====== RECORDS SUPPLIED ======

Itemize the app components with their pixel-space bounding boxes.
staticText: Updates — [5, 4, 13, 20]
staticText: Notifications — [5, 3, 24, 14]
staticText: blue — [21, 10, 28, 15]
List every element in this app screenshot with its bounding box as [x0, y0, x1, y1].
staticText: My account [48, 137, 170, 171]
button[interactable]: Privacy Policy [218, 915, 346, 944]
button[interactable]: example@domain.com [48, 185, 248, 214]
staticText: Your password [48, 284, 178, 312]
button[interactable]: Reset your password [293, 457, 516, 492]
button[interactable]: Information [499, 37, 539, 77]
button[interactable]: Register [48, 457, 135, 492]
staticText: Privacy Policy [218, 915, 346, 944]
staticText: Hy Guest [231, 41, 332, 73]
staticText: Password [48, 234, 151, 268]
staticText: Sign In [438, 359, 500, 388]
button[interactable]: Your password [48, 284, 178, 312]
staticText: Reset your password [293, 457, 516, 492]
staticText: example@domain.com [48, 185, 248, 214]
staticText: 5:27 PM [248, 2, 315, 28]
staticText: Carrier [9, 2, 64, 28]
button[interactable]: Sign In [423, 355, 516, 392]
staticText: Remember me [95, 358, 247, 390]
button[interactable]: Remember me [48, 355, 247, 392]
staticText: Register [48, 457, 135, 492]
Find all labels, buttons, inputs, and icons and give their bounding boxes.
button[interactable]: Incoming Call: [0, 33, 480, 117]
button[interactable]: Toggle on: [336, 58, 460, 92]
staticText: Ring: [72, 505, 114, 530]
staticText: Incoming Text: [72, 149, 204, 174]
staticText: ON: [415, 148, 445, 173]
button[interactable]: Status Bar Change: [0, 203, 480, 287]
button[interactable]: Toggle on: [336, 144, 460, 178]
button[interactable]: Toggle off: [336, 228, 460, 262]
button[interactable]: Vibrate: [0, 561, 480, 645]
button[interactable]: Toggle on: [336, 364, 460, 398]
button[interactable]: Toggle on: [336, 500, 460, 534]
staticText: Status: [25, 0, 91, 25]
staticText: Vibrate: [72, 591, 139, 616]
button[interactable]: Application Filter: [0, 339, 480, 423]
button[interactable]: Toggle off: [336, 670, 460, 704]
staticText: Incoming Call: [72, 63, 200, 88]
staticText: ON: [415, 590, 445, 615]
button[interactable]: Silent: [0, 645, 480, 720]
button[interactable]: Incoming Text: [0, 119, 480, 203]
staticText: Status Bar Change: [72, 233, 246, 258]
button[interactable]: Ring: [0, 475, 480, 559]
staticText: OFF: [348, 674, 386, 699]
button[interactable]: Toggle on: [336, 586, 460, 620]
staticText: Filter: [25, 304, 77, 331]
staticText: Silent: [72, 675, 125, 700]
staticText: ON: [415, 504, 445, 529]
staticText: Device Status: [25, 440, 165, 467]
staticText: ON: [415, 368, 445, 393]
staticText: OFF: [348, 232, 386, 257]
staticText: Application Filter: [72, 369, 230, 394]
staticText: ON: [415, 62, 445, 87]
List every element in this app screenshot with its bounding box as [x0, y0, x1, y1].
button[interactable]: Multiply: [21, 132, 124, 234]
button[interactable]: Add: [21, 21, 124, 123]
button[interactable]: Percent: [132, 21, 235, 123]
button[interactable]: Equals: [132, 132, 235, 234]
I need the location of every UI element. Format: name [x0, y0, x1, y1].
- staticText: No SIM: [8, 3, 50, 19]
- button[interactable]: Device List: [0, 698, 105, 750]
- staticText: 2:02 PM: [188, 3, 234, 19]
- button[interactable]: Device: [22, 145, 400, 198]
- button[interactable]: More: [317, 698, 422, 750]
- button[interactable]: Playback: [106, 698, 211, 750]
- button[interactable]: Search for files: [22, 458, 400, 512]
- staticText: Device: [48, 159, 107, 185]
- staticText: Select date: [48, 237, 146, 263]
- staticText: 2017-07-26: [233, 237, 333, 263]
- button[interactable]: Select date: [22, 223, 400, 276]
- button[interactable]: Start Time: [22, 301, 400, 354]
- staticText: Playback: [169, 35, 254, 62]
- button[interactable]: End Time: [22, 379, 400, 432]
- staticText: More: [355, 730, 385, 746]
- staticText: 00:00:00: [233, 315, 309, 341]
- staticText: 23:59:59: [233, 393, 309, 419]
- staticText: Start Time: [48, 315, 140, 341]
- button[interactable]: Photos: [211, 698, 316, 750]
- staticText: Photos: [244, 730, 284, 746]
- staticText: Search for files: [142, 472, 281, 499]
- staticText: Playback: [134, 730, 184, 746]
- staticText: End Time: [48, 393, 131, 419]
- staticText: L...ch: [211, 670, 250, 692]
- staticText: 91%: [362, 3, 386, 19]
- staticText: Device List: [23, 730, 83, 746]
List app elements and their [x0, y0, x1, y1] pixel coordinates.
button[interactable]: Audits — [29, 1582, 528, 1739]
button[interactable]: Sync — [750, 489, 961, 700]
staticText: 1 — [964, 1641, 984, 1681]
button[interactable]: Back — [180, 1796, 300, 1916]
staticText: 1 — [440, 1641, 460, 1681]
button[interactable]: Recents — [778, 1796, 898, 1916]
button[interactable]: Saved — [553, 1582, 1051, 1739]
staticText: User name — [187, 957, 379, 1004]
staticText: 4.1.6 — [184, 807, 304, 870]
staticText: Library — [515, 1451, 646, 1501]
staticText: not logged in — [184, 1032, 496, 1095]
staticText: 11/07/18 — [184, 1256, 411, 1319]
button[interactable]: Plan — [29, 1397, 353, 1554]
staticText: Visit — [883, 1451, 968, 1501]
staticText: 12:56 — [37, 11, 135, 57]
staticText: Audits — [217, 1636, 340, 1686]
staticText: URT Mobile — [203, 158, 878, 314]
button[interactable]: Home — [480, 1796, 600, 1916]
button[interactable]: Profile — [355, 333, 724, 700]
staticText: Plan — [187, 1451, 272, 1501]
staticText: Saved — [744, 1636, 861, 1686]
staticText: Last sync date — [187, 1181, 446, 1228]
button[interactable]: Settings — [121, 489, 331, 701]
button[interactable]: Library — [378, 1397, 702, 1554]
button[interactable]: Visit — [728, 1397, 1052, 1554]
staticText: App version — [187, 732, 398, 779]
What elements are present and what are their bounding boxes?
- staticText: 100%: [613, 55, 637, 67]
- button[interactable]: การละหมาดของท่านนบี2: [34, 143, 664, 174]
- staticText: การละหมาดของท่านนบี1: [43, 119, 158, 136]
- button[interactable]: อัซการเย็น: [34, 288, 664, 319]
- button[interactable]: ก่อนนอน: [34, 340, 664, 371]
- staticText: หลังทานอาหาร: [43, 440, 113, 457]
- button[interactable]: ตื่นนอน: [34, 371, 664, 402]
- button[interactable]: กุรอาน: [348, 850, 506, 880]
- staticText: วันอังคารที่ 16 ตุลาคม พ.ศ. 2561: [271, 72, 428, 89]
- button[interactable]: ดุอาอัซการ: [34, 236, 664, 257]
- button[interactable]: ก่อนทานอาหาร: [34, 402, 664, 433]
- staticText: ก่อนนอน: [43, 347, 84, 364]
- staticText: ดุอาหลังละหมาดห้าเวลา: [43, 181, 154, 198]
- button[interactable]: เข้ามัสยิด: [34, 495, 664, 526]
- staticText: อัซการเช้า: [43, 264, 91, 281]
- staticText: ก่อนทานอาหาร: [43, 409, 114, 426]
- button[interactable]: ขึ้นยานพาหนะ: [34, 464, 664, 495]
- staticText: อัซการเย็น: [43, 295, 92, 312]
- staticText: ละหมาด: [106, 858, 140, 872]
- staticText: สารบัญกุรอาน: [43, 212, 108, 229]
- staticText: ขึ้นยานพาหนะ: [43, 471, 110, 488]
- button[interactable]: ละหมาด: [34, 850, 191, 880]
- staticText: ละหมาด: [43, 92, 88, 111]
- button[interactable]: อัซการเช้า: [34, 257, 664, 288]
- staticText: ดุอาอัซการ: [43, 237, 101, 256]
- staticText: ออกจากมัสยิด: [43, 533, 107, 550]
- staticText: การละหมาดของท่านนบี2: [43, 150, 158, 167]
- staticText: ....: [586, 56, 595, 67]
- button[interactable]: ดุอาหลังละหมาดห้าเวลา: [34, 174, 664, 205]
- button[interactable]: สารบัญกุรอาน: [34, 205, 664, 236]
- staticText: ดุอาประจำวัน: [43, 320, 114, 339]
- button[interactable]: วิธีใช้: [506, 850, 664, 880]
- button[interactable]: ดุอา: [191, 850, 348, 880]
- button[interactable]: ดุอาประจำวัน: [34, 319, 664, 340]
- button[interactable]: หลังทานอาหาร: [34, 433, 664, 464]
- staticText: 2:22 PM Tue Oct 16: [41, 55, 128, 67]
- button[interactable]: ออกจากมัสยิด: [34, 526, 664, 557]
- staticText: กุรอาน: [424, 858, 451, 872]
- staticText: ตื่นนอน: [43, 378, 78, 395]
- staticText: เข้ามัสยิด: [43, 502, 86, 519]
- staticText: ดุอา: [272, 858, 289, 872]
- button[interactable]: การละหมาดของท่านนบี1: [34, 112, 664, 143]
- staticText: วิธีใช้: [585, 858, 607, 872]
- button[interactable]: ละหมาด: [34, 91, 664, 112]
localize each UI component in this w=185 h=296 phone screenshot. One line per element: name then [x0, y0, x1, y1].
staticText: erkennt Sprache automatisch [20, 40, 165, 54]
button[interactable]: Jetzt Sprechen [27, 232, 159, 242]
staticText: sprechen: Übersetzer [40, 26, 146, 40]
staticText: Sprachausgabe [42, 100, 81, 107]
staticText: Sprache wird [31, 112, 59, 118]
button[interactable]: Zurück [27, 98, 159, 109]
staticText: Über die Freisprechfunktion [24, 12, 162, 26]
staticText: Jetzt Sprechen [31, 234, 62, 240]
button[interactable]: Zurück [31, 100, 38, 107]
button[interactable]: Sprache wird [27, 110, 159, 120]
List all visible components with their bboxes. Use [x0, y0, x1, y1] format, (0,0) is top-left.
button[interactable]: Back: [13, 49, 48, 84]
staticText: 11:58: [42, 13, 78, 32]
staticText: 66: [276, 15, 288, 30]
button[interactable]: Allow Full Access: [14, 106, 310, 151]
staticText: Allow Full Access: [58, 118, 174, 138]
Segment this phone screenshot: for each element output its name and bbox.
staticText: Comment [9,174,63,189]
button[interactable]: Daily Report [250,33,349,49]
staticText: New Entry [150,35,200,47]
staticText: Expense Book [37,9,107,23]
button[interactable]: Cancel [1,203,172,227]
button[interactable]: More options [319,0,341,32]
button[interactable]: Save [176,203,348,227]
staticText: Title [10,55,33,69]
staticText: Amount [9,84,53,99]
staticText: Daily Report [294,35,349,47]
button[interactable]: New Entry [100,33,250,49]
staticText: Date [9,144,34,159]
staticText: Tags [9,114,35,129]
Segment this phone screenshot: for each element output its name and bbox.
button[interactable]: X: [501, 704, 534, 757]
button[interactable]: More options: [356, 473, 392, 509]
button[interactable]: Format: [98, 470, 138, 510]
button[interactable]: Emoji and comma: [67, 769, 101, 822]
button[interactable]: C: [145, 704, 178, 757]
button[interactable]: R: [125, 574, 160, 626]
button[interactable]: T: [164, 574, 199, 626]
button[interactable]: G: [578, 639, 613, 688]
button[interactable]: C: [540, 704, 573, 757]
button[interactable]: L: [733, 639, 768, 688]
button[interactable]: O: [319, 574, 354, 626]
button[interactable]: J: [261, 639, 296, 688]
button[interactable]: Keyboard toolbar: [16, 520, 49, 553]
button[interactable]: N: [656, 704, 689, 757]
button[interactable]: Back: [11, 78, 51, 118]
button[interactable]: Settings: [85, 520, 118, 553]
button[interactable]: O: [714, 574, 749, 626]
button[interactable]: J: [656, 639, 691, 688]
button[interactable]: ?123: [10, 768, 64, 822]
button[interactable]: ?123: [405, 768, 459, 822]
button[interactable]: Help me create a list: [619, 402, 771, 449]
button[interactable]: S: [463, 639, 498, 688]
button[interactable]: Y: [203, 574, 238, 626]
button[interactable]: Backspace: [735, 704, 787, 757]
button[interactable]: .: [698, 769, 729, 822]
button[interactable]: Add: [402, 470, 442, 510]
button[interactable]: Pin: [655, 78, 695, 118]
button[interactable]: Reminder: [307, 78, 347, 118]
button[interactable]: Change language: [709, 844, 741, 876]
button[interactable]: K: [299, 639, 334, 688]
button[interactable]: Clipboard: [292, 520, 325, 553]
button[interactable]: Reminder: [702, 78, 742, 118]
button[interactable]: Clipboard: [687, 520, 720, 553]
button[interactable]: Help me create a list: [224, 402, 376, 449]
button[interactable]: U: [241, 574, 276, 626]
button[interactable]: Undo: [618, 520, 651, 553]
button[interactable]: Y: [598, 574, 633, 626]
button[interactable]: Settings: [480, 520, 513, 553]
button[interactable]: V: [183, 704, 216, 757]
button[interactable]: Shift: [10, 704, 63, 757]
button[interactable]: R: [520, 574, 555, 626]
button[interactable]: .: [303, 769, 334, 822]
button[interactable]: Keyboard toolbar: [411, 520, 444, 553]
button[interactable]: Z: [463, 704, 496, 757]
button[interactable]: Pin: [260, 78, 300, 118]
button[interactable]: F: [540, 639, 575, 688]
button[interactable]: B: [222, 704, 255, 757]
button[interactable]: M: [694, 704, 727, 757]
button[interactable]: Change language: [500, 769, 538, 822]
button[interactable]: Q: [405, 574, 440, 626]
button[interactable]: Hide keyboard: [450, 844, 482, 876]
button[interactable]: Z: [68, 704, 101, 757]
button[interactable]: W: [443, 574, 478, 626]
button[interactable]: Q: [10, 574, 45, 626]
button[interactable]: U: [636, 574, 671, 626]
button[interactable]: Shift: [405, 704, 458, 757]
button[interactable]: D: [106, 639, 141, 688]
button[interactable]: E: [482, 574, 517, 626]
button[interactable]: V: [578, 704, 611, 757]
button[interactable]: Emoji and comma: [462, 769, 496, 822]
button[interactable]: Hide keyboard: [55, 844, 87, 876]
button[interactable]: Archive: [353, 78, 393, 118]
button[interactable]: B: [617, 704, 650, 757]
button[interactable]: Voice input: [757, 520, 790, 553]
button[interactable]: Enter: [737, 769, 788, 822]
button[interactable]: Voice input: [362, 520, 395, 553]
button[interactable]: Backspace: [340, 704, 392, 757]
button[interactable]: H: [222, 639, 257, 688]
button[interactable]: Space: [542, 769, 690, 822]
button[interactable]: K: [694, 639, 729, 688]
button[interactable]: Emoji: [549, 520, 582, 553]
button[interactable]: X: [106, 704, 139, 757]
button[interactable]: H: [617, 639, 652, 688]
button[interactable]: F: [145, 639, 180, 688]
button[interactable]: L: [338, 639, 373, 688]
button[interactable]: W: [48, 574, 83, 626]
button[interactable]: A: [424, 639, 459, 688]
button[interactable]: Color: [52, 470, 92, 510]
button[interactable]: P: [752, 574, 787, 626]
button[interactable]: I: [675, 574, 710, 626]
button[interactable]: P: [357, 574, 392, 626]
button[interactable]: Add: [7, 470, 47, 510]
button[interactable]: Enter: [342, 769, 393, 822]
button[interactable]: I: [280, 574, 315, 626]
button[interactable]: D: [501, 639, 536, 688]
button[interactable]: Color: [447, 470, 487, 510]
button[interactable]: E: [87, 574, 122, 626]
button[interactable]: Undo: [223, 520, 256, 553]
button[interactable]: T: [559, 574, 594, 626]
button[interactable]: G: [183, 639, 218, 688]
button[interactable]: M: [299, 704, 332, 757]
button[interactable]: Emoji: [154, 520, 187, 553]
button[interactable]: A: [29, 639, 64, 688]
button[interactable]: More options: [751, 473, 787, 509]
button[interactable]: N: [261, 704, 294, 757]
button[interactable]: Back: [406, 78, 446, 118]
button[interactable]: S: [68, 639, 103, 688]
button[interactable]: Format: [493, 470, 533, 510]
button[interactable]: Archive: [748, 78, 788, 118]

======

AIM OF THE EXERCISE:
Switch "Privacy Policy" to "Terms of Use" in the material, from its first line through the line with "button[interactable]: Register [48, 457, 135, 492]", and give those lines back with nothing else changed.

RESULT OF THE TASK:
Itemize the app components with their pixel-space bounding boxes.
staticText: Updates — [5, 4, 13, 20]
staticText: Notifications — [5, 3, 24, 14]
staticText: blue — [21, 10, 28, 15]
List every element in this app screenshot with its bounding box as [x0, y0, x1, y1].
staticText: My account [48, 137, 170, 171]
button[interactable]: Terms of Use [218, 915, 346, 944]
button[interactable]: example@domain.com [48, 185, 248, 214]
staticText: Your password [48, 284, 178, 312]
button[interactable]: Reset your password [293, 457, 516, 492]
button[interactable]: Information [499, 37, 539, 77]
button[interactable]: Register [48, 457, 135, 492]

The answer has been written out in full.